__WHAT IS REQUIRED__
Scan the material and copy every line in which "color" appears.

=-=-=

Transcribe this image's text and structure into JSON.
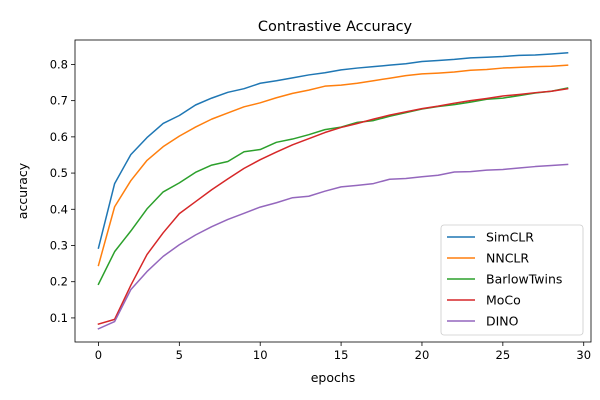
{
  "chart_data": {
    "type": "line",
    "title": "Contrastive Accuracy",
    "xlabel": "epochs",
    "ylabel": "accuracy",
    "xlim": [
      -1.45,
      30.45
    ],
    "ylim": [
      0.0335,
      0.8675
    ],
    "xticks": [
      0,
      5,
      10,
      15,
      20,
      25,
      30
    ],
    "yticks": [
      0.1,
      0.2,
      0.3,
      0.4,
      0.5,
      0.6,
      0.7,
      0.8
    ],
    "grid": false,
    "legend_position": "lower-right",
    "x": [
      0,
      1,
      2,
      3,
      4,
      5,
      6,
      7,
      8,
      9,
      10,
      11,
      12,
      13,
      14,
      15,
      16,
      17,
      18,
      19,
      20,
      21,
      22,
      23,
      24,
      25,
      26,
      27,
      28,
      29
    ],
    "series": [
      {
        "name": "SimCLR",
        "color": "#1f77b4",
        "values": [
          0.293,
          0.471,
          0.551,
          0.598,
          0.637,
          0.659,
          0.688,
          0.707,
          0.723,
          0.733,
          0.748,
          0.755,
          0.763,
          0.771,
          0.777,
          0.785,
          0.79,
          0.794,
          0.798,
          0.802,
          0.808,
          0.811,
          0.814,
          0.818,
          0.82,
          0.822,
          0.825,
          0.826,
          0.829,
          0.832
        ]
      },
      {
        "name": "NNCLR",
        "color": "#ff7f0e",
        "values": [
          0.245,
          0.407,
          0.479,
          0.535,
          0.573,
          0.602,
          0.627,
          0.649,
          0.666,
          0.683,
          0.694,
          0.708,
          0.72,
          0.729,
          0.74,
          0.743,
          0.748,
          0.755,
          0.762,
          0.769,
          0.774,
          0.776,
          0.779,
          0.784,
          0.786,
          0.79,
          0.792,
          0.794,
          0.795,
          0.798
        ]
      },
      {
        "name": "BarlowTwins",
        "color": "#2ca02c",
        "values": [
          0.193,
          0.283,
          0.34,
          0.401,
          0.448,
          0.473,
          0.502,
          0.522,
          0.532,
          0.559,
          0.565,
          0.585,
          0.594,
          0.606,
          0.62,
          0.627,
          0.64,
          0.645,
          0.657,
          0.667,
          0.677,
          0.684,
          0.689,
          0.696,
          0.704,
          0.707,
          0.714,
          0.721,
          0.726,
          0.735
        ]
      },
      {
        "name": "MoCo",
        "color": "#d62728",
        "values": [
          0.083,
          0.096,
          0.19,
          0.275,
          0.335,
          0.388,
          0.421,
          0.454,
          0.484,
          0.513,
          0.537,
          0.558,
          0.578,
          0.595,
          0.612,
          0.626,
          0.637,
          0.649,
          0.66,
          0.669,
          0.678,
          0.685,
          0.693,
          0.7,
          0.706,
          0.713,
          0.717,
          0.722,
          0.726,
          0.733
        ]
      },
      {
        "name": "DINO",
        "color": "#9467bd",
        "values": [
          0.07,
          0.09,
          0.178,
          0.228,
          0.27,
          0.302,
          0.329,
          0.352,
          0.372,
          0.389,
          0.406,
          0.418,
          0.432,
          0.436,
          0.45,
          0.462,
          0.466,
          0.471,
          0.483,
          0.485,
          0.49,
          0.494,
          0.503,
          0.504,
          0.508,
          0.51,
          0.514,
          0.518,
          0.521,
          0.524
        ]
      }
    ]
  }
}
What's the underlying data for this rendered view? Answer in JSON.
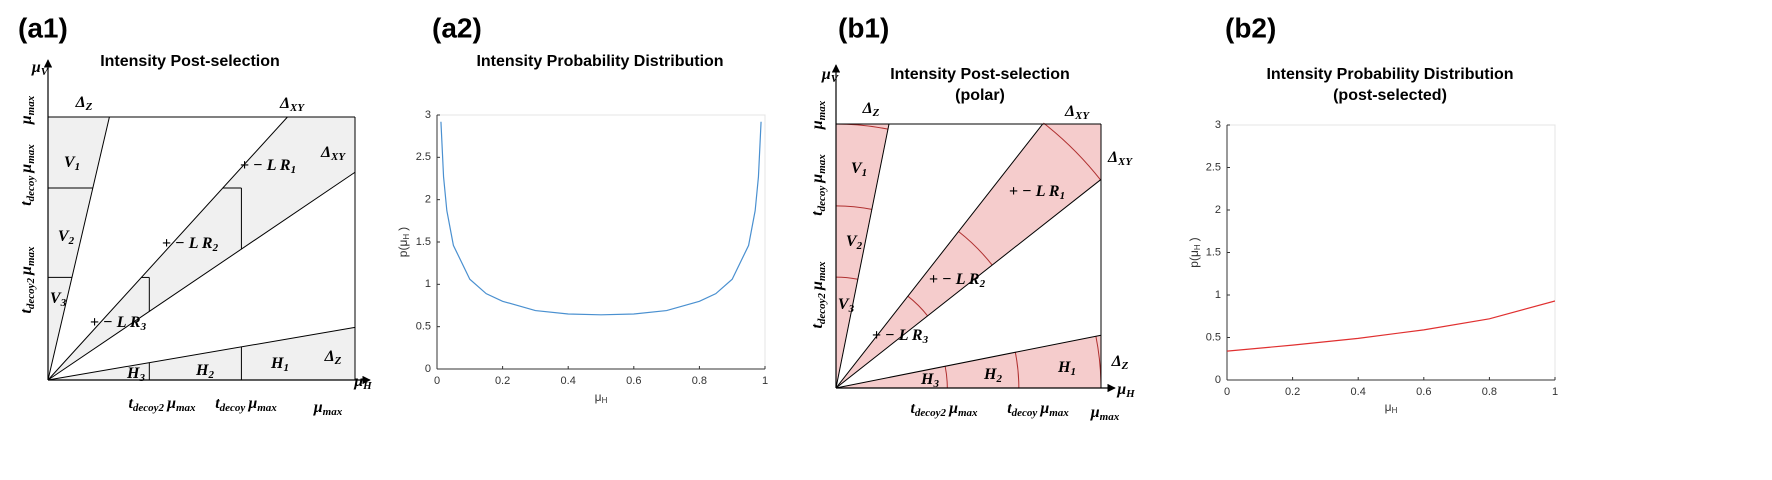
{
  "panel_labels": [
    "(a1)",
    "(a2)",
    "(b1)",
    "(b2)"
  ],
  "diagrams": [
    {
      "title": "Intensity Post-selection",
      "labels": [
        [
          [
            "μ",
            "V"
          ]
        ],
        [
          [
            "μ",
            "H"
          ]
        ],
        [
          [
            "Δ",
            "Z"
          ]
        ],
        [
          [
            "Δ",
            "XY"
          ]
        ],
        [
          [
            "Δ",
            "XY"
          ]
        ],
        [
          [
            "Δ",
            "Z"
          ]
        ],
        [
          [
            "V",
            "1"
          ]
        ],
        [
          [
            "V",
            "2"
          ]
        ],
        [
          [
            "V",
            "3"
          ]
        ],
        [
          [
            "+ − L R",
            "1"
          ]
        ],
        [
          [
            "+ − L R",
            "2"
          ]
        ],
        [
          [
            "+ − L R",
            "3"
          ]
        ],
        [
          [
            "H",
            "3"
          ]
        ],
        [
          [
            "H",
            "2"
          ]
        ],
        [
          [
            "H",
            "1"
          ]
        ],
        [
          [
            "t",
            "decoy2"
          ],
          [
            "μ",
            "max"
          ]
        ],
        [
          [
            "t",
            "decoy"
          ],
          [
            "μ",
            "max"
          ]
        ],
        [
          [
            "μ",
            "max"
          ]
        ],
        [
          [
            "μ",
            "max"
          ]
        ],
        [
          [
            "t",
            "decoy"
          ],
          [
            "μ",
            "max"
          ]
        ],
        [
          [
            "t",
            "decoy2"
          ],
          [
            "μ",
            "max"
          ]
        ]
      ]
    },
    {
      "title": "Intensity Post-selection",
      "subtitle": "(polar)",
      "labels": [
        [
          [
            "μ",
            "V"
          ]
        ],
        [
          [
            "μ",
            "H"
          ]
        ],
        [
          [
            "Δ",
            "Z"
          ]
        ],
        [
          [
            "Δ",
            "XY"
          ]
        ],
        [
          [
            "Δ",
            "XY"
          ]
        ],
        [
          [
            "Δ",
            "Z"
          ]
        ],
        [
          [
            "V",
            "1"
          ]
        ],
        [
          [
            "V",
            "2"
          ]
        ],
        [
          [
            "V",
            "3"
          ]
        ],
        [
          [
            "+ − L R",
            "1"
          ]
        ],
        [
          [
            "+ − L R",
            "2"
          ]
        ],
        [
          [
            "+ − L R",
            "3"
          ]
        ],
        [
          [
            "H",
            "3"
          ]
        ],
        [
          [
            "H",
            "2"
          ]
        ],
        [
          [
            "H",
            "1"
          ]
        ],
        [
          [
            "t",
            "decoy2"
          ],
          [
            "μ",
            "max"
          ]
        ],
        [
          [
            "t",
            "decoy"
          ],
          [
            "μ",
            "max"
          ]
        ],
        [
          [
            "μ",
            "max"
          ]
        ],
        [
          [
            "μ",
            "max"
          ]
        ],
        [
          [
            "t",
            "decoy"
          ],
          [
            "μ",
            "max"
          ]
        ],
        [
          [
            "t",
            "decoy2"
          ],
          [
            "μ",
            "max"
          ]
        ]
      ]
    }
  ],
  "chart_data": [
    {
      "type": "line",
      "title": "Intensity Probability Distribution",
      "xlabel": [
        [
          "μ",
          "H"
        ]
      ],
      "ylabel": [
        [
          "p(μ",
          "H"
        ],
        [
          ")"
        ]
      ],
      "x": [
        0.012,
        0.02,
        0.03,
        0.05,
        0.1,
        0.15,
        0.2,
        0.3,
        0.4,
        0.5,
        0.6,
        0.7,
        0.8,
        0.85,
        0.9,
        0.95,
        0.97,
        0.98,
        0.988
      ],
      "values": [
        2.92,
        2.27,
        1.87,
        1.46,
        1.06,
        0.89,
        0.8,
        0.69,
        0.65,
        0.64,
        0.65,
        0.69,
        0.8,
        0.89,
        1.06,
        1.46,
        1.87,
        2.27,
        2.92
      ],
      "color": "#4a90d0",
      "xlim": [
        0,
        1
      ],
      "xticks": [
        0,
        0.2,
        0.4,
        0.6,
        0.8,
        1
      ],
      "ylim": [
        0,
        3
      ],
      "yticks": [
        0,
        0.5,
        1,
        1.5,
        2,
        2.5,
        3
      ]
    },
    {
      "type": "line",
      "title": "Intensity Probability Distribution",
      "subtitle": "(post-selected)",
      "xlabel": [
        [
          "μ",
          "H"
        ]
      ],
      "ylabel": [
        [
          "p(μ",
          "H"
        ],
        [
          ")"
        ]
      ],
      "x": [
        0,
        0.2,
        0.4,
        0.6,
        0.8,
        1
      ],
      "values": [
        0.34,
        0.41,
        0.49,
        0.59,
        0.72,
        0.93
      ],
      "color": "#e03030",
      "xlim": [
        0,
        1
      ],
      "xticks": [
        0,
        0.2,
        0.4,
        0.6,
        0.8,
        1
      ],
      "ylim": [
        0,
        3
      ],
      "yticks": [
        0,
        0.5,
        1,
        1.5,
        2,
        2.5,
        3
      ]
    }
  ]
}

=-=-=

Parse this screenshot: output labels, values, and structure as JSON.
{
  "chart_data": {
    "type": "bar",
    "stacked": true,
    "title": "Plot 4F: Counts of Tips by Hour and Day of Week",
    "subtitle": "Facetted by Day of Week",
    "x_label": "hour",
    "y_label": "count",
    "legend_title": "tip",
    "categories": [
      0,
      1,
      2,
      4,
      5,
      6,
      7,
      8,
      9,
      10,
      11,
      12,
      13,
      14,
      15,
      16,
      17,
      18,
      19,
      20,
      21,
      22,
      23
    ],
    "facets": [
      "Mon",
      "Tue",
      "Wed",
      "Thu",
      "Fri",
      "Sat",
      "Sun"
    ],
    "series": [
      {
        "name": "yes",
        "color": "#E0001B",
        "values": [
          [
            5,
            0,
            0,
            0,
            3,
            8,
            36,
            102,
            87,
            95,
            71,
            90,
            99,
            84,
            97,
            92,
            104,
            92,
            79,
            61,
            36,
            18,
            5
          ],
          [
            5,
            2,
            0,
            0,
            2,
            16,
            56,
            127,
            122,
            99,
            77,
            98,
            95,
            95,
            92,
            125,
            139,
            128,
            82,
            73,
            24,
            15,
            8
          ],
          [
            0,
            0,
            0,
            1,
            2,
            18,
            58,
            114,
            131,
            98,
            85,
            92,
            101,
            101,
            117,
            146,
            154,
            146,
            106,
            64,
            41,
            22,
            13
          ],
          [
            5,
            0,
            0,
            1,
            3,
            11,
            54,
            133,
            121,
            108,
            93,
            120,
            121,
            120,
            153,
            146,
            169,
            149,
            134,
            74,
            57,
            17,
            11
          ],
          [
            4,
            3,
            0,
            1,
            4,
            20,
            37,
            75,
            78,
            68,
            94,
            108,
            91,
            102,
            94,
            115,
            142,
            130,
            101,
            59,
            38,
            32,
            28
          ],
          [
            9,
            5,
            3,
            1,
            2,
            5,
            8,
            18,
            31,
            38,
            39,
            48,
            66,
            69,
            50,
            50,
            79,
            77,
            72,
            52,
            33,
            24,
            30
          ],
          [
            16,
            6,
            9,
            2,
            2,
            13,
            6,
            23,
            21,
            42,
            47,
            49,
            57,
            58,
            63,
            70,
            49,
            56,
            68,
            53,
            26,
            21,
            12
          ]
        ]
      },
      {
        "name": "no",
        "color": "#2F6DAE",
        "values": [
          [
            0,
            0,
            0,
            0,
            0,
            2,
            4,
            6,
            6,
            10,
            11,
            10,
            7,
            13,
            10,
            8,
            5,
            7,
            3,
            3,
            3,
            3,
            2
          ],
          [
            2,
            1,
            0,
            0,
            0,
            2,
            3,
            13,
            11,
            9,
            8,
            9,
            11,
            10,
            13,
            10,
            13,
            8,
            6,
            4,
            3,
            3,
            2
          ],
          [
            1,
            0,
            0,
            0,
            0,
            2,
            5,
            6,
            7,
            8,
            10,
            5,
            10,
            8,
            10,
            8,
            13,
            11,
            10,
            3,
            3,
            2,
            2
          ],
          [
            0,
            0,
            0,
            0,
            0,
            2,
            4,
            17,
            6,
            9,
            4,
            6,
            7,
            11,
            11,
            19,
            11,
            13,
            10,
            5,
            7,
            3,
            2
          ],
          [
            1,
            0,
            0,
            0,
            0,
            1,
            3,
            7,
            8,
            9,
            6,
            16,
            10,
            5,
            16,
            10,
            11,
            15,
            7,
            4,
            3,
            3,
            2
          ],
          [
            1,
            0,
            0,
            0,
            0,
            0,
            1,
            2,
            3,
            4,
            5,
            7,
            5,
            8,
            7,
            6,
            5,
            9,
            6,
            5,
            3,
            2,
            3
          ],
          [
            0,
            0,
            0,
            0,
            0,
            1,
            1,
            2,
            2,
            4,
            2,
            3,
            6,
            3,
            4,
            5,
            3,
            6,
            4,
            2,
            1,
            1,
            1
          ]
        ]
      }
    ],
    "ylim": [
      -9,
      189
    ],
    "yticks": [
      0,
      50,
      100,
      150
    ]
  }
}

=-=-=

__TASK RESPONSE__
        "color": "#1f77b4",
        "color": "#ff7f0e",
        "color": "#2ca02c",
        "color": "#d62728",
        "color": "#9467bd",
      "color": "#4a90d0",
      "color": "#e03030",
        "color": "#E0001B",
        "color": "#2F6DAE",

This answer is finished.